EXTRACTED ENTRIES:

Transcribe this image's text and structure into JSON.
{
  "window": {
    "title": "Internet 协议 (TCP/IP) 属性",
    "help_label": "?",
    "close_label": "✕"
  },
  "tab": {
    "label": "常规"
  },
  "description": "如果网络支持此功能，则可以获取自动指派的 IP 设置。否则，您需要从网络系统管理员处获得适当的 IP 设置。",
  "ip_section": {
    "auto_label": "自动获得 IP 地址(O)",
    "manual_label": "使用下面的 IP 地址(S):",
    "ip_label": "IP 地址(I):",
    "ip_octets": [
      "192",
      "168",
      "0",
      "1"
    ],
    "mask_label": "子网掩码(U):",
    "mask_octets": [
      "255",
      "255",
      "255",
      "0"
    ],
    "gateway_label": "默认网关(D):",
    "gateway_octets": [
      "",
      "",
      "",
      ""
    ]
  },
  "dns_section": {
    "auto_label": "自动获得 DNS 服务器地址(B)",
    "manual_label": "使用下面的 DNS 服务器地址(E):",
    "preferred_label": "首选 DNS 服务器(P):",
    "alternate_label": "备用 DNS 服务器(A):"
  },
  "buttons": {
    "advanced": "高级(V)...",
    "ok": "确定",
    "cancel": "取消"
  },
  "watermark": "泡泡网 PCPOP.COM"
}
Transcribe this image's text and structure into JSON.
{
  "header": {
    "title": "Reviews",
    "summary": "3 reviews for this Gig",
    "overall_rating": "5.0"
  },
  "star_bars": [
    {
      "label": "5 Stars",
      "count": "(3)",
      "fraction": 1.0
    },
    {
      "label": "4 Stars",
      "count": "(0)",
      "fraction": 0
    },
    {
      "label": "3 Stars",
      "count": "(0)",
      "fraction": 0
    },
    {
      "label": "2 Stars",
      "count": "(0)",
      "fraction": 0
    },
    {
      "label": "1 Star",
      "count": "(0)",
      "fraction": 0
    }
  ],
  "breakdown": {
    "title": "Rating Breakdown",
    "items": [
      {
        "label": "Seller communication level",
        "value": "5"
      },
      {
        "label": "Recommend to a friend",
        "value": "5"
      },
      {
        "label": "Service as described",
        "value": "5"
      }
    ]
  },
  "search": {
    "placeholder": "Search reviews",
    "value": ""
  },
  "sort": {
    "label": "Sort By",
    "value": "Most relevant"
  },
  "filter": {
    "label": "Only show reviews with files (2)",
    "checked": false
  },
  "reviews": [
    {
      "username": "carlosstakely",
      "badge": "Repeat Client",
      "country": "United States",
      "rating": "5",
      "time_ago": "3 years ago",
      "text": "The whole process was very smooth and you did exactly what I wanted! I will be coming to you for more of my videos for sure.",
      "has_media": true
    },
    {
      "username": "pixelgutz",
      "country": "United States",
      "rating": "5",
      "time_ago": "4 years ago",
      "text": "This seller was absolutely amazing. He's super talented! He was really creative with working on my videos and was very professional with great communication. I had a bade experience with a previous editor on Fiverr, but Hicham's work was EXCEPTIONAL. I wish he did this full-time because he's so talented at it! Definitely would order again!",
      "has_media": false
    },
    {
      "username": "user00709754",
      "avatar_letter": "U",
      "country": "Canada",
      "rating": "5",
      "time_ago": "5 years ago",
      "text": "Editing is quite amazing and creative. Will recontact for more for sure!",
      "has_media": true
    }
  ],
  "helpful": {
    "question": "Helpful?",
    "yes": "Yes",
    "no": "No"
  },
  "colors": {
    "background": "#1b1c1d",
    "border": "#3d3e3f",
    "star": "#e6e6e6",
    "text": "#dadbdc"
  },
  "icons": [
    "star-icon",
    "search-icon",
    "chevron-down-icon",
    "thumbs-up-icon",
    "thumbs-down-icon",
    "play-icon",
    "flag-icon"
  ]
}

PROBLEM TO SOLVE: From the listing above, extract all records word for word.

WRITTEN RESPONSE:
Transcribe this image's text and structure into JSON.
{
  "window": {
    "title": "Internet 协议 (TCP/IP) 属性",
    "help_label": "?",
    "close_label": "✕"
  },
  "tab": {
    "label": "常规"
  },
  "description": "如果网络支持此功能，则可以获取自动指派的 IP 设置。否则，您需要从网络系统管理员处获得适当的 IP 设置。",
  "ip_section": {
    "auto_label": "自动获得 IP 地址(O)",
    "manual_label": "使用下面的 IP 地址(S):",
    "ip_label": "IP 地址(I):",
    "ip_octets": [
      "192",
      "168",
      "0",
      "1"
    ],
    "mask_label": "子网掩码(U):",
    "mask_octets": [
      "255",
      "255",
      "255",
      "0"
    ],
    "gateway_label": "默认网关(D):",
    "gateway_octets": [
      "",
      "",
      "",
      ""
    ]
  },
  "dns_section": {
    "auto_label": "自动获得 DNS 服务器地址(B)",
    "manual_label": "使用下面的 DNS 服务器地址(E):",
    "preferred_label": "首选 DNS 服务器(P):",
    "alternate_label": "备用 DNS 服务器(A):"
  },
  "buttons": {
    "advanced": "高级(V)...",
    "ok": "确定",
    "cancel": "取消"
  },
  "watermark": "泡泡网 PCPOP.COM"
}
Transcribe this image's text and structure into JSON.
{
  "header": {
    "title": "Reviews",
    "summary": "3 reviews for this Gig",
    "overall_rating": "5.0"
  },
  "star_bars": [
    {
      "label": "5 Stars",
      "count": "(3)",
      "fraction": 1.0
    },
    {
      "label": "4 Stars",
      "count": "(0)",
      "fraction": 0
    },
    {
      "label": "3 Stars",
      "count": "(0)",
      "fraction": 0
    },
    {
      "label": "2 Stars",
      "count": "(0)",
      "fraction": 0
    },
    {
      "label": "1 Star",
      "count": "(0)",
      "fraction": 0
    }
  ],
  "breakdown": {
    "title": "Rating Breakdown",
    "items": [
      {
        "label": "Seller communication level",
        "value": "5"
      },
      {
        "label": "Recommend to a friend",
        "value": "5"
      },
      {
        "label": "Service as described",
        "value": "5"
      }
    ]
  },
  "search": {
    "placeholder": "Search reviews",
    "value": ""
  },
  "sort": {
    "label": "Sort By",
    "value": "Most relevant"
  },
  "filter": {
    "label": "Only show reviews with files (2)",
    "checked": false
  },
  "reviews": [
    {
      "username": "carlosstakely",
      "badge": "Repeat Client",
      "country": "United States",
      "rating": "5",
      "time_ago": "3 years ago",
      "text": "The whole process was very smooth and you did exactly what I wanted! I will be coming to you for more of my videos for sure.",
      "has_media": true
    },
    {
      "username": "pixelgutz",
      "country": "United States",
      "rating": "5",
      "time_ago": "4 years ago",
      "text": "This seller was absolutely amazing. He's super talented! He was really creative with working on my videos and was very professional with great communication. I had a bade experience with a previous editor on Fiverr, but Hicham's work was EXCEPTIONAL. I wish he did this full-time because he's so talented at it! Definitely would order again!",
      "has_media": false
    },
    {
      "username": "user00709754",
      "avatar_letter": "U",
      "country": "Canada",
      "rating": "5",
      "time_ago": "5 years ago",
      "text": "Editing is quite amazing and creative. Will recontact for more for sure!",
      "has_media": true
    }
  ],
  "helpful": {
    "question": "Helpful?",
    "yes": "Yes",
    "no": "No"
  },
  "colors": {
    "background": "#1b1c1d",
    "border": "#3d3e3f",
    "star": "#e6e6e6",
    "text": "#dadbdc"
  },
  "icons": [
    "star-icon",
    "search-icon",
    "chevron-down-icon",
    "thumbs-up-icon",
    "thumbs-down-icon",
    "play-icon",
    "flag-icon"
  ]
}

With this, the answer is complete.